Figure data in JSON:
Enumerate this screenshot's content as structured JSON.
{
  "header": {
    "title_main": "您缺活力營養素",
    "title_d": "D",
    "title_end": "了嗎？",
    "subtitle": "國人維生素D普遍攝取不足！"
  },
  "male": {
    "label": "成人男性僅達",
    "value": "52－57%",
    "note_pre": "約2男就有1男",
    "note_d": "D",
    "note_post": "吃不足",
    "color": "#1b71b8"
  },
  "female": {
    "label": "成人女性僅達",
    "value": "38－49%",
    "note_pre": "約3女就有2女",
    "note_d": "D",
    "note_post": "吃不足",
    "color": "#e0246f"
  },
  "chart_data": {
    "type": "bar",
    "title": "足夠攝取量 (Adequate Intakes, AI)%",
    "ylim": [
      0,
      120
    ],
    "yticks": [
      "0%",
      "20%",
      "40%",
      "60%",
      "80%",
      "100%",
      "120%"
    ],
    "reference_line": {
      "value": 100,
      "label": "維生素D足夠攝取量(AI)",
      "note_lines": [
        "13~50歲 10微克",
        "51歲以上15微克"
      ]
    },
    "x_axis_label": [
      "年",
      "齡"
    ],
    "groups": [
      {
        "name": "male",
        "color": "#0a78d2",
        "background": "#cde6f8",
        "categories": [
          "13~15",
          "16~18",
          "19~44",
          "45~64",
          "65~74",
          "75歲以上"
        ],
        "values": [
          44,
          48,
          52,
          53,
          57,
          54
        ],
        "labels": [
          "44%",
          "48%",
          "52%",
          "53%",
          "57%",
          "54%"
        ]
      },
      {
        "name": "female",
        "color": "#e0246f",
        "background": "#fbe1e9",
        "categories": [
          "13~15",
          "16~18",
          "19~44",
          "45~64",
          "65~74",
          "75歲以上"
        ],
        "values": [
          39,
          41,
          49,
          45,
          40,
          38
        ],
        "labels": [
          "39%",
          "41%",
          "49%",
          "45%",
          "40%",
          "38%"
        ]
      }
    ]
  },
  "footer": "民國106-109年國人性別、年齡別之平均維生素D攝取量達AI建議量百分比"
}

■ TASK REQUIREMENTS
Take the material above and return all of it exactly.

■ EXERCISE ANSWER
Enumerate this screenshot's content as structured JSON.
{
  "header": {
    "title_main": "您缺活力營養素",
    "title_d": "D",
    "title_end": "了嗎？",
    "subtitle": "國人維生素D普遍攝取不足！"
  },
  "male": {
    "label": "成人男性僅達",
    "value": "52－57%",
    "note_pre": "約2男就有1男",
    "note_d": "D",
    "note_post": "吃不足",
    "color": "#1b71b8"
  },
  "female": {
    "label": "成人女性僅達",
    "value": "38－49%",
    "note_pre": "約3女就有2女",
    "note_d": "D",
    "note_post": "吃不足",
    "color": "#e0246f"
  },
  "chart_data": {
    "type": "bar",
    "title": "足夠攝取量 (Adequate Intakes, AI)%",
    "ylim": [
      0,
      120
    ],
    "yticks": [
      "0%",
      "20%",
      "40%",
      "60%",
      "80%",
      "100%",
      "120%"
    ],
    "reference_line": {
      "value": 100,
      "label": "維生素D足夠攝取量(AI)",
      "note_lines": [
        "13~50歲 10微克",
        "51歲以上15微克"
      ]
    },
    "x_axis_label": [
      "年",
      "齡"
    ],
    "groups": [
      {
        "name": "male",
        "color": "#0a78d2",
        "background": "#cde6f8",
        "categories": [
          "13~15",
          "16~18",
          "19~44",
          "45~64",
          "65~74",
          "75歲以上"
        ],
        "values": [
          44,
          48,
          52,
          53,
          57,
          54
        ],
        "labels": [
          "44%",
          "48%",
          "52%",
          "53%",
          "57%",
          "54%"
        ]
      },
      {
        "name": "female",
        "color": "#e0246f",
        "background": "#fbe1e9",
        "categories": [
          "13~15",
          "16~18",
          "19~44",
          "45~64",
          "65~74",
          "75歲以上"
        ],
        "values": [
          39,
          41,
          49,
          45,
          40,
          38
        ],
        "labels": [
          "39%",
          "41%",
          "49%",
          "45%",
          "40%",
          "38%"
        ]
      }
    ]
  },
  "footer": "民國106-109年國人性別、年齡別之平均維生素D攝取量達AI建議量百分比"
}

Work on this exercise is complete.